#### Excerpted passage
Compute the closed form of the CRPS for the truncated normal distribution.

It is based on the formulation for the generalised truncated and censored normal distribution with distribution with lmass and umass set to zero.

Parameters:

Name	Type	Description	Default
`observation`	`ArrayLike`	The observed values.	required
`location`	`ArrayLike`	Location parameter of the forecast distribution.	required
`scale`	`ArrayLike`	Scale parameter of the forecast distribution.	required
`lower`	`ArrayLike`	Lower boundary of the truncated forecast distribution.	`float('-inf')`
`upper`	`ArrayLike`	Upper boundary of the truncated forecast distribution.	`float('inf')`

Returns:

Name	Type	Description
`crps`	`array_like`	The CRPS between tNormal(location, scale, lower, upper) and obs.

Examples:

>>> import scoringrules as sr
>>> sr.crps_tnormal(0.0, 0.1, 0.4, -1.0, 1.0)

scoringrules.crps_cnormal

crps_cnormal(
    observation: ArrayLike,
    location: ArrayLike,
    scale: ArrayLike,
    /,
    lower: ArrayLike = float("-inf"),
    upper: ArrayLike = float("inf"),
    *,
    backend: Backend = None,
) -> ArrayLike

Compute the closed form of the CRPS for the censored normal distribution.
########
#### Collected data
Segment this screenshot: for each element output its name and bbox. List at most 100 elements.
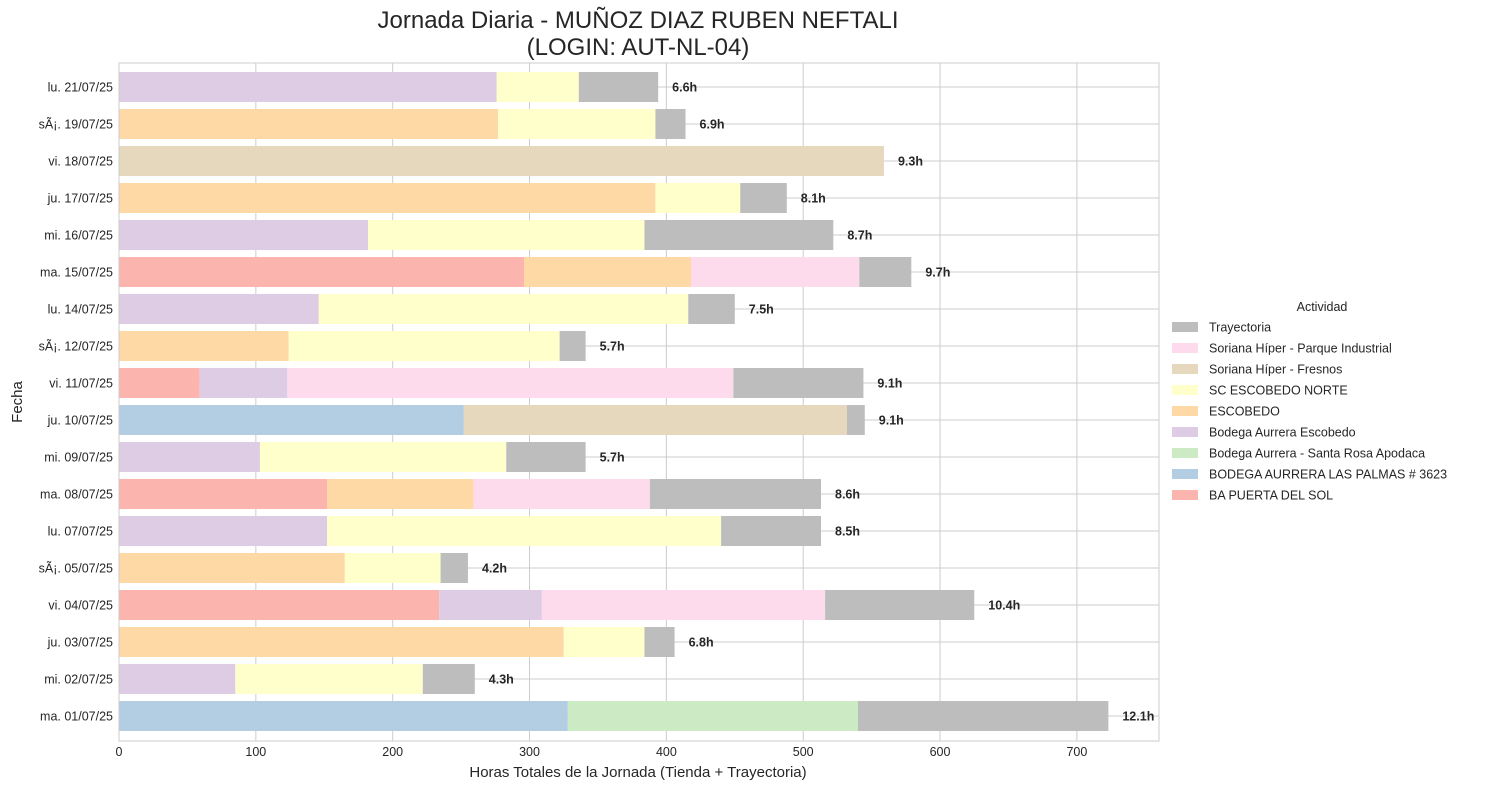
########
Problems to work on –
• A. In the CRPS documentation, what is the default value of the `upper` parameter?
• B. Say whether each statement agrees with the CRPS documentation, answering yes or no and quoting the deciding words from it.
(i) The closed form for the truncated normal distribution is based on the generalized truncated and censored normal formulation with lmass and umass set to zero.
(ii) The `lower` parameter defaults to negative infinity.
(iii) The value returned is named `score`.
• C. Please edit the CRPS documentation from "scoringrules.crps_cnormal" up to and including "censored normal distribution.", replacing "censored normal distribution" with "left-censored normal distribution".

Answers to the tasks –
• A. `float('inf')`

• B.
(i) Yes: "generalised truncated and censored normal distribution with distribution with lmass and umass set to zero"
(ii) Yes: "`float('-inf')`"
(iii) No: "`crps`"

• C.
scoringrules.crps_cnormal

crps_cnormal(
    observation: ArrayLike,
    location: ArrayLike,
    scale: ArrayLike,
    /,
    lower: ArrayLike = float("-inf"),
    upper: ArrayLike = float("inf"),
    *,
    backend: Backend = None,
) -> ArrayLike

Compute the closed form of the CRPS for the left-censored normal distribution.